Objective:
Transcribe every line of the listing below without any deviation.

Exercise input:
- - - - - - -
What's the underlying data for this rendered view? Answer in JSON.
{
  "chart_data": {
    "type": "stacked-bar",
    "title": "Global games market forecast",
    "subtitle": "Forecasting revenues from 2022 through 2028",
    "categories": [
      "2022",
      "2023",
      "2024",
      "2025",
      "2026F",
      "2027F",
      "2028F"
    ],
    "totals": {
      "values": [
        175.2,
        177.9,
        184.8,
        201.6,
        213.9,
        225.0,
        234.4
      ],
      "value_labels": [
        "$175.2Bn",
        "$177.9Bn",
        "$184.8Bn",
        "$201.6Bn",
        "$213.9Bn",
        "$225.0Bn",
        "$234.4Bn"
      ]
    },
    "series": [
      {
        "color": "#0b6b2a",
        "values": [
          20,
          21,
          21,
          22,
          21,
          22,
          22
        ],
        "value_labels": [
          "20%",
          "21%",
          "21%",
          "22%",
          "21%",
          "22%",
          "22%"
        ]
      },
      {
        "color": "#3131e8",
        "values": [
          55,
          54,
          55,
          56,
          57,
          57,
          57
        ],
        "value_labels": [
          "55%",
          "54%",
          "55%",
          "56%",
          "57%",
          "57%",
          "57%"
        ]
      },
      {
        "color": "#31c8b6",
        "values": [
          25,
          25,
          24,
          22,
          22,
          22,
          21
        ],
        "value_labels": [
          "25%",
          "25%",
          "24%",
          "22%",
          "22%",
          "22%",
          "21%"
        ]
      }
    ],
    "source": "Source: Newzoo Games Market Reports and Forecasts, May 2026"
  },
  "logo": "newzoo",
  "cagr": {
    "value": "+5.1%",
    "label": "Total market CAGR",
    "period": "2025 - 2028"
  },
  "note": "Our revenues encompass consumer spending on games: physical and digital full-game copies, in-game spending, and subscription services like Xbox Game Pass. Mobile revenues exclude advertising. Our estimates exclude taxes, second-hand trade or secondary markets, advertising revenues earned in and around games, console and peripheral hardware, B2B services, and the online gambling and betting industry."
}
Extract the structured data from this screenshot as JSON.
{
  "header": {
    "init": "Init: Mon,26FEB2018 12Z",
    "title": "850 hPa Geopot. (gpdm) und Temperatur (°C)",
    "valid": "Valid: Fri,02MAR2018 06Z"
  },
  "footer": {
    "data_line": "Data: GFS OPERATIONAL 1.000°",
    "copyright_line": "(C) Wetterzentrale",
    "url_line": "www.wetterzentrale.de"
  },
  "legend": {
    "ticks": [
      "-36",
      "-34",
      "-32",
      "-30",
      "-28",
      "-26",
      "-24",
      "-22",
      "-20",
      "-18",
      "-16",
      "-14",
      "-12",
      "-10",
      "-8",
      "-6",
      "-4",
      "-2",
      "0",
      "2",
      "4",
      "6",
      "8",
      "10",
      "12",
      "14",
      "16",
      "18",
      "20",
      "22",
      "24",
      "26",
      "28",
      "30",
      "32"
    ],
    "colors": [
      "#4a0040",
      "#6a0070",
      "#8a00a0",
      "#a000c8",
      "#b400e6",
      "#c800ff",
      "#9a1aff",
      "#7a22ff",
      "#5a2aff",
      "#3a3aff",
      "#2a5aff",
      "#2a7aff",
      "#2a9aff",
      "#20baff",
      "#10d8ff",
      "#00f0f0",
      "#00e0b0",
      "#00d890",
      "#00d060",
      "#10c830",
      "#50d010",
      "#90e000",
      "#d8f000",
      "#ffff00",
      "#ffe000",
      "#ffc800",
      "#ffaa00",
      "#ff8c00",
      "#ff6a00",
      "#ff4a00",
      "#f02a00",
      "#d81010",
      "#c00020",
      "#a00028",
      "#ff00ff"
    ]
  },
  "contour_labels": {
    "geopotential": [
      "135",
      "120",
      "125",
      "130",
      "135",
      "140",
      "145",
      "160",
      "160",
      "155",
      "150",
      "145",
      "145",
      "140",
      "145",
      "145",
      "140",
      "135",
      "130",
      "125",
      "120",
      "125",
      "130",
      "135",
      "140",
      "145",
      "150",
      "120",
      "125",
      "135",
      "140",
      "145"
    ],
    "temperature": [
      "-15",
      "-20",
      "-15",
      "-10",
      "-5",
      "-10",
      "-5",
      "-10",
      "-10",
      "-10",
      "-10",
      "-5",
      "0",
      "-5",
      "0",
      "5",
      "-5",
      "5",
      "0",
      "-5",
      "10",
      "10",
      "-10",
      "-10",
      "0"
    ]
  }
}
- - - - - - -
Answer:
What's the underlying data for this rendered view? Answer in JSON.
{
  "chart_data": {
    "type": "stacked-bar",
    "title": "Global games market forecast",
    "subtitle": "Forecasting revenues from 2022 through 2028",
    "categories": [
      "2022",
      "2023",
      "2024",
      "2025",
      "2026F",
      "2027F",
      "2028F"
    ],
    "totals": {
      "values": [
        175.2,
        177.9,
        184.8,
        201.6,
        213.9,
        225.0,
        234.4
      ],
      "value_labels": [
        "$175.2Bn",
        "$177.9Bn",
        "$184.8Bn",
        "$201.6Bn",
        "$213.9Bn",
        "$225.0Bn",
        "$234.4Bn"
      ]
    },
    "series": [
      {
        "color": "#0b6b2a",
        "values": [
          20,
          21,
          21,
          22,
          21,
          22,
          22
        ],
        "value_labels": [
          "20%",
          "21%",
          "21%",
          "22%",
          "21%",
          "22%",
          "22%"
        ]
      },
      {
        "color": "#3131e8",
        "values": [
          55,
          54,
          55,
          56,
          57,
          57,
          57
        ],
        "value_labels": [
          "55%",
          "54%",
          "55%",
          "56%",
          "57%",
          "57%",
          "57%"
        ]
      },
      {
        "color": "#31c8b6",
        "values": [
          25,
          25,
          24,
          22,
          22,
          22,
          21
        ],
        "value_labels": [
          "25%",
          "25%",
          "24%",
          "22%",
          "22%",
          "22%",
          "21%"
        ]
      }
    ],
    "source": "Source: Newzoo Games Market Reports and Forecasts, May 2026"
  },
  "logo": "newzoo",
  "cagr": {
    "value": "+5.1%",
    "label": "Total market CAGR",
    "period": "2025 - 2028"
  },
  "note": "Our revenues encompass consumer spending on games: physical and digital full-game copies, in-game spending, and subscription services like Xbox Game Pass. Mobile revenues exclude advertising. Our estimates exclude taxes, second-hand trade or secondary markets, advertising revenues earned in and around games, console and peripheral hardware, B2B services, and the online gambling and betting industry."
}
Extract the structured data from this screenshot as JSON.
{
  "header": {
    "init": "Init: Mon,26FEB2018 12Z",
    "title": "850 hPa Geopot. (gpdm) und Temperatur (°C)",
    "valid": "Valid: Fri,02MAR2018 06Z"
  },
  "footer": {
    "data_line": "Data: GFS OPERATIONAL 1.000°",
    "copyright_line": "(C) Wetterzentrale",
    "url_line": "www.wetterzentrale.de"
  },
  "legend": {
    "ticks": [
      "-36",
      "-34",
      "-32",
      "-30",
      "-28",
      "-26",
      "-24",
      "-22",
      "-20",
      "-18",
      "-16",
      "-14",
      "-12",
      "-10",
      "-8",
      "-6",
      "-4",
      "-2",
      "0",
      "2",
      "4",
      "6",
      "8",
      "10",
      "12",
      "14",
      "16",
      "18",
      "20",
      "22",
      "24",
      "26",
      "28",
      "30",
      "32"
    ],
    "colors": [
      "#4a0040",
      "#6a0070",
      "#8a00a0",
      "#a000c8",
      "#b400e6",
      "#c800ff",
      "#9a1aff",
      "#7a22ff",
      "#5a2aff",
      "#3a3aff",
      "#2a5aff",
      "#2a7aff",
      "#2a9aff",
      "#20baff",
      "#10d8ff",
      "#00f0f0",
      "#00e0b0",
      "#00d890",
      "#00d060",
      "#10c830",
      "#50d010",
      "#90e000",
      "#d8f000",
      "#ffff00",
      "#ffe000",
      "#ffc800",
      "#ffaa00",
      "#ff8c00",
      "#ff6a00",
      "#ff4a00",
      "#f02a00",
      "#d81010",
      "#c00020",
      "#a00028",
      "#ff00ff"
    ]
  },
  "contour_labels": {
    "geopotential": [
      "135",
      "120",
      "125",
      "130",
      "135",
      "140",
      "145",
      "160",
      "160",
      "155",
      "150",
      "145",
      "145",
      "140",
      "145",
      "145",
      "140",
      "135",
      "130",
      "125",
      "120",
      "125",
      "130",
      "135",
      "140",
      "145",
      "150",
      "120",
      "125",
      "135",
      "140",
      "145"
    ],
    "temperature": [
      "-15",
      "-20",
      "-15",
      "-10",
      "-5",
      "-10",
      "-5",
      "-10",
      "-10",
      "-10",
      "-10",
      "-5",
      "0",
      "-5",
      "0",
      "5",
      "-5",
      "5",
      "0",
      "-5",
      "10",
      "10",
      "-10",
      "-10",
      "0"
    ]
  }
}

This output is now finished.